Exercise goal:
For this exercise, copy out each line of the material below that includes "initials".

Material provided:
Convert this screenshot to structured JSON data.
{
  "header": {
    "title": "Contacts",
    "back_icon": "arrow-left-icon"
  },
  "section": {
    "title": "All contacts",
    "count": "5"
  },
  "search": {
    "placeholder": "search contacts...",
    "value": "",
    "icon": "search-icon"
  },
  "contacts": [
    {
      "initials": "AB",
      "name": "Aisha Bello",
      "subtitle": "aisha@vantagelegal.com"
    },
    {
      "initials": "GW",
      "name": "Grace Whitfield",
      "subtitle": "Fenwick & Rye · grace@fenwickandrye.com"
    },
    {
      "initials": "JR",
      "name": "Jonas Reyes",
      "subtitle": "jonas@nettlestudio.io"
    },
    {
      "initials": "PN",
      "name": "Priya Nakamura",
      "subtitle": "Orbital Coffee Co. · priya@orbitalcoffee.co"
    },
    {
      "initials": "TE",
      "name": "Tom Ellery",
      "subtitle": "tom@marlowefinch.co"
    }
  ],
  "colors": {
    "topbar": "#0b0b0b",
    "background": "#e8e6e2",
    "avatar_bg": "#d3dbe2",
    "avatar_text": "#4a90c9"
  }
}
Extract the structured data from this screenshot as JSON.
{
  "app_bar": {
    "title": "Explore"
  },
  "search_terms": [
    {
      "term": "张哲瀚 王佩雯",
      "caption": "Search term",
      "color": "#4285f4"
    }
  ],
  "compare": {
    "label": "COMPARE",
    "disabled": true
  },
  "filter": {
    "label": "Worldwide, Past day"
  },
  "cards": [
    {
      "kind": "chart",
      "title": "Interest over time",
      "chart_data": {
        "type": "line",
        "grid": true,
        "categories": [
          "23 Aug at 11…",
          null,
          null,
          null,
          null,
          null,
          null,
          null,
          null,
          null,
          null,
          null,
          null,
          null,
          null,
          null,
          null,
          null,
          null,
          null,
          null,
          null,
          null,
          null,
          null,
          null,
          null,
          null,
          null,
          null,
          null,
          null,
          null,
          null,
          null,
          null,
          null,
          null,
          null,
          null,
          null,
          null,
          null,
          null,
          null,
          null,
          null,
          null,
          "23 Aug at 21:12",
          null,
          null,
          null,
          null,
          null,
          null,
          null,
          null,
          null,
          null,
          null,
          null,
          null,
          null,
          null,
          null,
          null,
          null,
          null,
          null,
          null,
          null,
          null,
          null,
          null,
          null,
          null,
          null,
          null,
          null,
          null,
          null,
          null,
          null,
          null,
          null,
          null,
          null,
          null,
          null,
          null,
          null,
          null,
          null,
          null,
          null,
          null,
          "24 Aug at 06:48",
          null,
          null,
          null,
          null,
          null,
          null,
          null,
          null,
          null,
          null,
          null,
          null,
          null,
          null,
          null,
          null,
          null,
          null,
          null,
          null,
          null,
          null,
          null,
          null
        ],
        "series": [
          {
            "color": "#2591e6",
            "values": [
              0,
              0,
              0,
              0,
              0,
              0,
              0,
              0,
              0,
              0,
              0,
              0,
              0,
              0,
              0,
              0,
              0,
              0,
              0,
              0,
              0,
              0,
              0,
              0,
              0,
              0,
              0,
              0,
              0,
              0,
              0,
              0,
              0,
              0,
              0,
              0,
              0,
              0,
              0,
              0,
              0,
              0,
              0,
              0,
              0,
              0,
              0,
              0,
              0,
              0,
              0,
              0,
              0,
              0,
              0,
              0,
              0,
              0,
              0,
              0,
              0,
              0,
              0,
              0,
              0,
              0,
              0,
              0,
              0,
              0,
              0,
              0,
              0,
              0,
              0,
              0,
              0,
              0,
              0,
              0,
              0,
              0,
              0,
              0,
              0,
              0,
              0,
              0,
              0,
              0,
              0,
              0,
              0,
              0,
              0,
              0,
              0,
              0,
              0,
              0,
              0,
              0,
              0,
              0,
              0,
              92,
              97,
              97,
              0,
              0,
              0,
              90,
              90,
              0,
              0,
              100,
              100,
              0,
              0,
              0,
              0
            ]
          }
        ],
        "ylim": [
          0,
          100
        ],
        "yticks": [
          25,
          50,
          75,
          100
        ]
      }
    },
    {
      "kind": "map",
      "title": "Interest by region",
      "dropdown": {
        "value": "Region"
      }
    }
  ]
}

Solution to the problem:
      "initials": "AB",
      "initials": "GW",
      "initials": "JR",
      "initials": "PN",
      "initials": "TE",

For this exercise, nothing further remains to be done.